[WHAT IS BEING ASKED]
When you reach the line containing "Output a JSON" in the entries below, repeat it and each line after it exactly until the entries end.

##### SUPPLIED DATA

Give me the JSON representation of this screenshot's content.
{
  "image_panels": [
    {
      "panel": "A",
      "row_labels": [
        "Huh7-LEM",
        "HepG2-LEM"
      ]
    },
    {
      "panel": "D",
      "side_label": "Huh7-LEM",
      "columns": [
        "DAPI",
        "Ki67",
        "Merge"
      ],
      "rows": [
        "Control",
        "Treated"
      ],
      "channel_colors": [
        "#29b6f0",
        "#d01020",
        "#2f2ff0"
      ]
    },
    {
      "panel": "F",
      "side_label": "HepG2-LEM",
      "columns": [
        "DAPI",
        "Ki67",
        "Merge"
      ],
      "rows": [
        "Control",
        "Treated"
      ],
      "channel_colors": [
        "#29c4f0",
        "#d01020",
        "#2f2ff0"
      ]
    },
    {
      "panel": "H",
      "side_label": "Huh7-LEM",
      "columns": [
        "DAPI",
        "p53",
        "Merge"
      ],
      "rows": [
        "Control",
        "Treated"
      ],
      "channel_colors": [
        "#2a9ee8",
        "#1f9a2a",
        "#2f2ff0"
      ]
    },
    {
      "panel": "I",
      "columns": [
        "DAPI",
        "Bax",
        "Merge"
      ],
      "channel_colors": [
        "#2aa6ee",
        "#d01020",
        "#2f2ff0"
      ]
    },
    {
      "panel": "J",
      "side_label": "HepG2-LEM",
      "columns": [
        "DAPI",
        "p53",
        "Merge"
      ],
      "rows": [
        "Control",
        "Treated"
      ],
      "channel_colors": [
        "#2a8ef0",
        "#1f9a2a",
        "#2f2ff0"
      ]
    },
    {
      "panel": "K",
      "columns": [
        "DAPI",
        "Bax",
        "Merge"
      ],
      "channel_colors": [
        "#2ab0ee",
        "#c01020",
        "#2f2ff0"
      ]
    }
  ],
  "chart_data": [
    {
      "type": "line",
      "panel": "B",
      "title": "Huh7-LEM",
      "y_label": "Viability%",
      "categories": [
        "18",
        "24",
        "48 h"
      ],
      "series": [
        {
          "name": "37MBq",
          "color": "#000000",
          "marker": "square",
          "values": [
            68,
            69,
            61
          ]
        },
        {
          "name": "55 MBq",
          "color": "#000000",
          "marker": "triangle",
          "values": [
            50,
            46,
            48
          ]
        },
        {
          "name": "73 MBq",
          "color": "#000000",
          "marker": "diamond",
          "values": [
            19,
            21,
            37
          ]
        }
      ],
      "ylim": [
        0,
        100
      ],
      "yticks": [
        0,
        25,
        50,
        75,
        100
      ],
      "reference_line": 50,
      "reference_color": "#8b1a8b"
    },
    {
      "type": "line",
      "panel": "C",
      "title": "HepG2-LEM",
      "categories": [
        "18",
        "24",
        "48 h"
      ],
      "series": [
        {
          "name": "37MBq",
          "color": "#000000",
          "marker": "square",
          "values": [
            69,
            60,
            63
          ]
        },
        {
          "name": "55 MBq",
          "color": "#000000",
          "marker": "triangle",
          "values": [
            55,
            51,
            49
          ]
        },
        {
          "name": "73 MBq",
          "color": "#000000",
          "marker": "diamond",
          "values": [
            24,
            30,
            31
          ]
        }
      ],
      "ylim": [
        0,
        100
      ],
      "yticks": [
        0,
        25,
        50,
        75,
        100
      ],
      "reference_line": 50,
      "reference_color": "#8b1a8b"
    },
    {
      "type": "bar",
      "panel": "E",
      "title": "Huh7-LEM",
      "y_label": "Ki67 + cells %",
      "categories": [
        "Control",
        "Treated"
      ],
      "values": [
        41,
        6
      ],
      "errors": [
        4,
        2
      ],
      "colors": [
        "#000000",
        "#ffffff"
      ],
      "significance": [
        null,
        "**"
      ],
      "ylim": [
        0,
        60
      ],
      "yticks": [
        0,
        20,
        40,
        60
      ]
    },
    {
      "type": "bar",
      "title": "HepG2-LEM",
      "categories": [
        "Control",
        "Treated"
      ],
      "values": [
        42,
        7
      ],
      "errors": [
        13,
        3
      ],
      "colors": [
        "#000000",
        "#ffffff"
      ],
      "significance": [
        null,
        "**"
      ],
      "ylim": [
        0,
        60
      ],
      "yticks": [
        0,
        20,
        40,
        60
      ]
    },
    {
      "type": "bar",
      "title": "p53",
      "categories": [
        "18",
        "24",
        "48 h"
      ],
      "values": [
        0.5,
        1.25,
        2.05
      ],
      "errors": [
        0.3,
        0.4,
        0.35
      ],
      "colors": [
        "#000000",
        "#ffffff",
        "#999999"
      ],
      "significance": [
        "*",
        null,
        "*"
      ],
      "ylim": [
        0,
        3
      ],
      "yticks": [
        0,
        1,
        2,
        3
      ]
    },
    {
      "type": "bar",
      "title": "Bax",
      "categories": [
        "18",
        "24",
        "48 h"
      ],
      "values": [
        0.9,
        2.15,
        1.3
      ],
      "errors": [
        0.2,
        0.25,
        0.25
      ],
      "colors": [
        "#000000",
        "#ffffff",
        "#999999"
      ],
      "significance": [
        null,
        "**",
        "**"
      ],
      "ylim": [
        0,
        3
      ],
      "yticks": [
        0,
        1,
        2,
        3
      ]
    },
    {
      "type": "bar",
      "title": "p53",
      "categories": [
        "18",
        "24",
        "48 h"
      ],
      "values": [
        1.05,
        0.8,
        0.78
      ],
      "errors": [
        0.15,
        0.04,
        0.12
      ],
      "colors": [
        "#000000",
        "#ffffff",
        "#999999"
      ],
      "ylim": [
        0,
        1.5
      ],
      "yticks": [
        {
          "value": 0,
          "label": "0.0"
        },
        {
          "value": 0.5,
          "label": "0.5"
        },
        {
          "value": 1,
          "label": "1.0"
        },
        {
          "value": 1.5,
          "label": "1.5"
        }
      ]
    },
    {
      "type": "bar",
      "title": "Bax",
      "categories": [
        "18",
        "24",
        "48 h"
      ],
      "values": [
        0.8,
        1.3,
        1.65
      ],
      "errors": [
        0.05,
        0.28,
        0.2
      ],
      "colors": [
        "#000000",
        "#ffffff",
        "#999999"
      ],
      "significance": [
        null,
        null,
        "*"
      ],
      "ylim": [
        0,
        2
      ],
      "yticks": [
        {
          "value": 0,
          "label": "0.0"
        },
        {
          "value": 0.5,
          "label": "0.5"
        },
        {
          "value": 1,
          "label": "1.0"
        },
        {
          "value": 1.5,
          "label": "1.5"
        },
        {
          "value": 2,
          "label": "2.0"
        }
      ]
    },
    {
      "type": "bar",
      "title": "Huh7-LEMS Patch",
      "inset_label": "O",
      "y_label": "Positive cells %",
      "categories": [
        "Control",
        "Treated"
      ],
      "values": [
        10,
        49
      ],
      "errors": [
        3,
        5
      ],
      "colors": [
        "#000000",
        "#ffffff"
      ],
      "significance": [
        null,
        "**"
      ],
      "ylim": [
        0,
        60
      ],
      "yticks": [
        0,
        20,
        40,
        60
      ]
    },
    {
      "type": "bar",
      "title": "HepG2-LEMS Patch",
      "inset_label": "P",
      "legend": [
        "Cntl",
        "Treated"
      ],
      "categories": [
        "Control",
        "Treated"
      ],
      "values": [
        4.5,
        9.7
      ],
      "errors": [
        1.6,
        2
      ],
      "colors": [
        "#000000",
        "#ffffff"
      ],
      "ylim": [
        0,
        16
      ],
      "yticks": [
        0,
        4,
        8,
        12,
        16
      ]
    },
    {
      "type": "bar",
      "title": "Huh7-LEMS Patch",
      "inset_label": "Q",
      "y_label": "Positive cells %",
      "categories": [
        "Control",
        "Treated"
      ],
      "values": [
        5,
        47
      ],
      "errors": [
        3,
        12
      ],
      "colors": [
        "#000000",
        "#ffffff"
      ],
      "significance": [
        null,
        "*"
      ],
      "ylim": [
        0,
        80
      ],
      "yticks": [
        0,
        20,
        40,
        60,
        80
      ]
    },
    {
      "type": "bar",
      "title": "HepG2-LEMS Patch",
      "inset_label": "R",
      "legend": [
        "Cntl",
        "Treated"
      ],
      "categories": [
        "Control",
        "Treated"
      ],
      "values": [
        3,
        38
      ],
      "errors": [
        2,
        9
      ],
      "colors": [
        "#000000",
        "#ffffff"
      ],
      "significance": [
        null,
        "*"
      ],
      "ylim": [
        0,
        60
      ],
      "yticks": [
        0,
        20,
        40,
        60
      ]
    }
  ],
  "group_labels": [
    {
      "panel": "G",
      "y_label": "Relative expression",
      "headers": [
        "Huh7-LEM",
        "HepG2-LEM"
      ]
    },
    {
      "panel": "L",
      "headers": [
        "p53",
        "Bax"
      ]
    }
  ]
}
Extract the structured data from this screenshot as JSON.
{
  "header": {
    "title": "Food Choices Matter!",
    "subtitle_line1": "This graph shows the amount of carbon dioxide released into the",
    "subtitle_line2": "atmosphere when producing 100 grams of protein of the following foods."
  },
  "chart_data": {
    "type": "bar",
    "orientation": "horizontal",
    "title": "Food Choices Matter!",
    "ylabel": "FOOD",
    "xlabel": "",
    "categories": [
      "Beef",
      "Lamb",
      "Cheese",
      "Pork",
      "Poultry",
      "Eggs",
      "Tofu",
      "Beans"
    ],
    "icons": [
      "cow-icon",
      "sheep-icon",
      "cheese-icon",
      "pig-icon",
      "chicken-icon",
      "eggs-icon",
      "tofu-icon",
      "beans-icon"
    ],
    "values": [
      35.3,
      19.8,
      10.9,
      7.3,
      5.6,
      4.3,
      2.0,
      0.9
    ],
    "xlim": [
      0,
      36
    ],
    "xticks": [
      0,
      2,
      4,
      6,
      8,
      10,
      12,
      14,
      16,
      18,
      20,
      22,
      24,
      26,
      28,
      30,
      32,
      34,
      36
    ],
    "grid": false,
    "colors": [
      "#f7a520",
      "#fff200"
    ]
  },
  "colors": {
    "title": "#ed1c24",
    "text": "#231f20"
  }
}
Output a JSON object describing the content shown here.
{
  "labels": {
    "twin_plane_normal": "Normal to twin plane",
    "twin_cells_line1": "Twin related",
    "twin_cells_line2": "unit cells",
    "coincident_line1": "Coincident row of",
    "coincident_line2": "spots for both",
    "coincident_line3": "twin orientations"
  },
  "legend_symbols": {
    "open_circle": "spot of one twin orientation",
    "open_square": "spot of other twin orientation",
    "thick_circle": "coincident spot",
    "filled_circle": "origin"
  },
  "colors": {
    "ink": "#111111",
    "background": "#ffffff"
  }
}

##########

[ANSWER FOR THE TASK]
Output a JSON object describing the content shown here.
{
  "labels": {
    "twin_plane_normal": "Normal to twin plane",
    "twin_cells_line1": "Twin related",
    "twin_cells_line2": "unit cells",
    "coincident_line1": "Coincident row of",
    "coincident_line2": "spots for both",
    "coincident_line3": "twin orientations"
  },
  "legend_symbols": {
    "open_circle": "spot of one twin orientation",
    "open_square": "spot of other twin orientation",
    "thick_circle": "coincident spot",
    "filled_circle": "origin"
  },
  "colors": {
    "ink": "#111111",
    "background": "#ffffff"
  }
}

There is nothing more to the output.